Extract the lines that hold the string "xlabel".

+++ Dataset content +++

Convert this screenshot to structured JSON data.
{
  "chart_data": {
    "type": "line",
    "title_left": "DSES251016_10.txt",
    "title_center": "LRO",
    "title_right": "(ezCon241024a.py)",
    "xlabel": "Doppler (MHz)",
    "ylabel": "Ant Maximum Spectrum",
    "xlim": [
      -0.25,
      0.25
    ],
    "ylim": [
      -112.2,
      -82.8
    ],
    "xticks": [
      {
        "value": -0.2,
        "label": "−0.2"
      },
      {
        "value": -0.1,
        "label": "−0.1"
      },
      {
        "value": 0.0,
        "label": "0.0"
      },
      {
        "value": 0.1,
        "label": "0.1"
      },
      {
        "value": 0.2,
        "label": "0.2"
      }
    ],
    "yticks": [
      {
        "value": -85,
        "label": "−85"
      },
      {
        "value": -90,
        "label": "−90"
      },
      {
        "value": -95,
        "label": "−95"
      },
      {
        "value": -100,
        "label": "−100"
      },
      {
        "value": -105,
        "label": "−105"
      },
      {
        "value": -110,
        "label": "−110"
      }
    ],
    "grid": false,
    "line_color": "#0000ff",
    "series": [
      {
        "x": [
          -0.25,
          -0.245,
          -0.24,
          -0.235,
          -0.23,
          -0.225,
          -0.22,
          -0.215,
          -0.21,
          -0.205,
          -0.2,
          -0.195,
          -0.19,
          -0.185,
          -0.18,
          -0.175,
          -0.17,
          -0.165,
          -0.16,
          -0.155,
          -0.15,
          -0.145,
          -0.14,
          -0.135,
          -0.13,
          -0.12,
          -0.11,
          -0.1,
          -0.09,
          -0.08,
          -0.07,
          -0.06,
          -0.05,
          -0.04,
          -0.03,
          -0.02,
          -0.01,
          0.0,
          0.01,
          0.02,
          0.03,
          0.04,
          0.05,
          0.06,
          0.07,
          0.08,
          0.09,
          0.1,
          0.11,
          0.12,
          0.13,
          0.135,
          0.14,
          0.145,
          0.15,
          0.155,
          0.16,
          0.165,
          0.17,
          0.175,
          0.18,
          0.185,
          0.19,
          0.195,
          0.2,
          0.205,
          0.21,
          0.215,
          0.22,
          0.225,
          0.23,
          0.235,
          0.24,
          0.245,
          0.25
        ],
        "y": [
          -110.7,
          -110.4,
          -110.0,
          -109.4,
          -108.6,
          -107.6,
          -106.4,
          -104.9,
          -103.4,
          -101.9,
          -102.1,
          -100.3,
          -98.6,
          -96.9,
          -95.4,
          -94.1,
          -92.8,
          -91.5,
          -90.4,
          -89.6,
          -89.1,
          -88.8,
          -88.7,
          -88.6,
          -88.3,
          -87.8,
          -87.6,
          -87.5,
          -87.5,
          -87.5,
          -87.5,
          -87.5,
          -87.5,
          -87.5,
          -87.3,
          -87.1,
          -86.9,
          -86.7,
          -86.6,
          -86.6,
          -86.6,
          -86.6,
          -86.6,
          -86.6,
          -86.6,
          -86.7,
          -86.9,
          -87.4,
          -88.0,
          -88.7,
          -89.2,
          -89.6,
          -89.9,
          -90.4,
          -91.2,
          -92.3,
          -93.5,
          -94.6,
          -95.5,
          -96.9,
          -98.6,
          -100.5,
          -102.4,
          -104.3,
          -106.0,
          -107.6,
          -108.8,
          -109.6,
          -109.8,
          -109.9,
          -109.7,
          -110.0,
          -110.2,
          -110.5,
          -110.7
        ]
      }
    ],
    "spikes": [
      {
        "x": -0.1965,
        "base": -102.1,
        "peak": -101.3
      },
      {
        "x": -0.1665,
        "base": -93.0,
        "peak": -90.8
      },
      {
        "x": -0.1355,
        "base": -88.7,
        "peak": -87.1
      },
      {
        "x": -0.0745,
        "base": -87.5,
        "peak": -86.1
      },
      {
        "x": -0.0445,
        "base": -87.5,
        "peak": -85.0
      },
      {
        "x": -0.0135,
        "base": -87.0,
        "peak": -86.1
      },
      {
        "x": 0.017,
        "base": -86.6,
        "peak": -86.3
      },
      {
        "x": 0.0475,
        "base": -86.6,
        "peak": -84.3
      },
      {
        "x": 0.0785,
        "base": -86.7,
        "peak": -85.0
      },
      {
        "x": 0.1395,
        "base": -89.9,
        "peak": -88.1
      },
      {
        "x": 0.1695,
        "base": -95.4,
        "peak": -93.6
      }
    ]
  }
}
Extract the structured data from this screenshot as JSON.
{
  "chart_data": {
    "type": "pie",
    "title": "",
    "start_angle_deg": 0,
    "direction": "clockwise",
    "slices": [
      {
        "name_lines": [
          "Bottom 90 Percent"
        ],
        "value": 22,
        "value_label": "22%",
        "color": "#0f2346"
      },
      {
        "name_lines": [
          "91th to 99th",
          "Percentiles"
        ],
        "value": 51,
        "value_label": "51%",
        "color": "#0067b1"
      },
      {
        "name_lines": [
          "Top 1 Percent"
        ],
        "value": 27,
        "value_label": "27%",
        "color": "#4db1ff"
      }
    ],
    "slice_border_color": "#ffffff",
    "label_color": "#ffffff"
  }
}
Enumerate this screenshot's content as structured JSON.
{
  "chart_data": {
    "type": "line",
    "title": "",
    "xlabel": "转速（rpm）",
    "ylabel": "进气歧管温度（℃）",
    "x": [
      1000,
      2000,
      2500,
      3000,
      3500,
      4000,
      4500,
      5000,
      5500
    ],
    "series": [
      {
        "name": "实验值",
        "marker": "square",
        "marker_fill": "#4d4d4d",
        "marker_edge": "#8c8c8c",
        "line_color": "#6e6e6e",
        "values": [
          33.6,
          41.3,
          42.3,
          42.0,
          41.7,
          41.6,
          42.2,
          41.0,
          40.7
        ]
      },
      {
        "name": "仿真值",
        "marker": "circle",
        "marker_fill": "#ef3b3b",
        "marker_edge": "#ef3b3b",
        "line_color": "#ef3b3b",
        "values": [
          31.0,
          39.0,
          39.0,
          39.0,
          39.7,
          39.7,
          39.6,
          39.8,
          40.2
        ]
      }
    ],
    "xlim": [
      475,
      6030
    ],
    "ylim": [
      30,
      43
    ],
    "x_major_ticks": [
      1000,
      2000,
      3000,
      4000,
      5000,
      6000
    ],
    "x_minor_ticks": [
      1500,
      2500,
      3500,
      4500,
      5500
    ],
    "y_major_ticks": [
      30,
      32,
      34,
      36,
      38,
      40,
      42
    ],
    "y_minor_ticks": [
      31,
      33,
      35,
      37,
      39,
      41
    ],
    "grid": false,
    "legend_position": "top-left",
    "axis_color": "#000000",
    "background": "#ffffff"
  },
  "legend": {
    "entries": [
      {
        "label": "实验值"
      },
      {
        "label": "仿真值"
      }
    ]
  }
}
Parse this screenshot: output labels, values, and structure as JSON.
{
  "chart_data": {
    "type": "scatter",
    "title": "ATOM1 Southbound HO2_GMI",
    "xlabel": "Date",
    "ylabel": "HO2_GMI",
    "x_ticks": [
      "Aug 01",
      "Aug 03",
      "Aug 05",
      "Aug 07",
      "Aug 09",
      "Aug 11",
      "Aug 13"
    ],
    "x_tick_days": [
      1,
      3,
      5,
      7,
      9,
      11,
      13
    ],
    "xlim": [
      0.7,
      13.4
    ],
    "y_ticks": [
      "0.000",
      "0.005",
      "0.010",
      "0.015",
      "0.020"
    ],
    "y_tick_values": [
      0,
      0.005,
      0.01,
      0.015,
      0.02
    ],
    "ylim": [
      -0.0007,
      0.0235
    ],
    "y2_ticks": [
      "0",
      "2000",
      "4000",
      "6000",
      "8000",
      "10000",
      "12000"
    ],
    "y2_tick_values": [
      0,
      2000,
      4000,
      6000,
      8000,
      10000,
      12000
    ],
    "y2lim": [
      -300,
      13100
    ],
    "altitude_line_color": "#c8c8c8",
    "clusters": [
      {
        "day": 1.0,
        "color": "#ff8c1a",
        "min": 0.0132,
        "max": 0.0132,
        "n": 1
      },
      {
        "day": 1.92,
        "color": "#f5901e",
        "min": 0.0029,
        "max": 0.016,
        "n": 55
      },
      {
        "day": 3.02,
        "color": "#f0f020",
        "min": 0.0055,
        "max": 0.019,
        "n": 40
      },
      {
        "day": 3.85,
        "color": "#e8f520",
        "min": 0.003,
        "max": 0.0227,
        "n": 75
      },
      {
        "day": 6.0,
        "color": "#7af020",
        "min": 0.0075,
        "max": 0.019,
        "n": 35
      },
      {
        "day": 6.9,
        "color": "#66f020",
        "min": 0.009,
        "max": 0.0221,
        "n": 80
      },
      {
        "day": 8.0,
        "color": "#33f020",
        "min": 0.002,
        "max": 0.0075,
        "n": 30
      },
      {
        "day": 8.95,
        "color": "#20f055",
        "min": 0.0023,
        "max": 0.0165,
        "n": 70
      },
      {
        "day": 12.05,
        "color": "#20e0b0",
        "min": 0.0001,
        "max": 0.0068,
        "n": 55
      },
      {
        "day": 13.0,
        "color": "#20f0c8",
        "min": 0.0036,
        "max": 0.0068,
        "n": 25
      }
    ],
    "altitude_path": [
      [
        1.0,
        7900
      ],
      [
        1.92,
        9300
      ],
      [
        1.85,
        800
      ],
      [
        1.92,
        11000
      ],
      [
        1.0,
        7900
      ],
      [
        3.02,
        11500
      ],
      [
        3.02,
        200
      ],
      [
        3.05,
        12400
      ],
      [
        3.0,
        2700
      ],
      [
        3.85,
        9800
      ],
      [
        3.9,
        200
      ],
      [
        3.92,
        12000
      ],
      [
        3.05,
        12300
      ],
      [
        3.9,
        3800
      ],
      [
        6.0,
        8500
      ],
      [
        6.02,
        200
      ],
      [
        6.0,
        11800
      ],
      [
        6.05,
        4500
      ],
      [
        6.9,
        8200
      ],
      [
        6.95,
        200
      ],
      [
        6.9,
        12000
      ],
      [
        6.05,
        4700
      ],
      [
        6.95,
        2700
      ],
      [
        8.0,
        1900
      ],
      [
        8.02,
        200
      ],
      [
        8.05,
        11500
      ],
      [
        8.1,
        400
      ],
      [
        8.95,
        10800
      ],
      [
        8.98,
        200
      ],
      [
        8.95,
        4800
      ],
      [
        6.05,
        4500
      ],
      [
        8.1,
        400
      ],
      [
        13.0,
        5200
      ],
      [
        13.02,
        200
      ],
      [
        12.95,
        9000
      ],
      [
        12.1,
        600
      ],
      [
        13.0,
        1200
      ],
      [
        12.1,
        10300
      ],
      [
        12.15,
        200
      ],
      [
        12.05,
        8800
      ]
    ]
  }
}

+++

→ **Answer to this exercise**
    "xlabel": "Doppler (MHz)",
    "xlabel": "转速（rpm）",
    "xlabel": "Date",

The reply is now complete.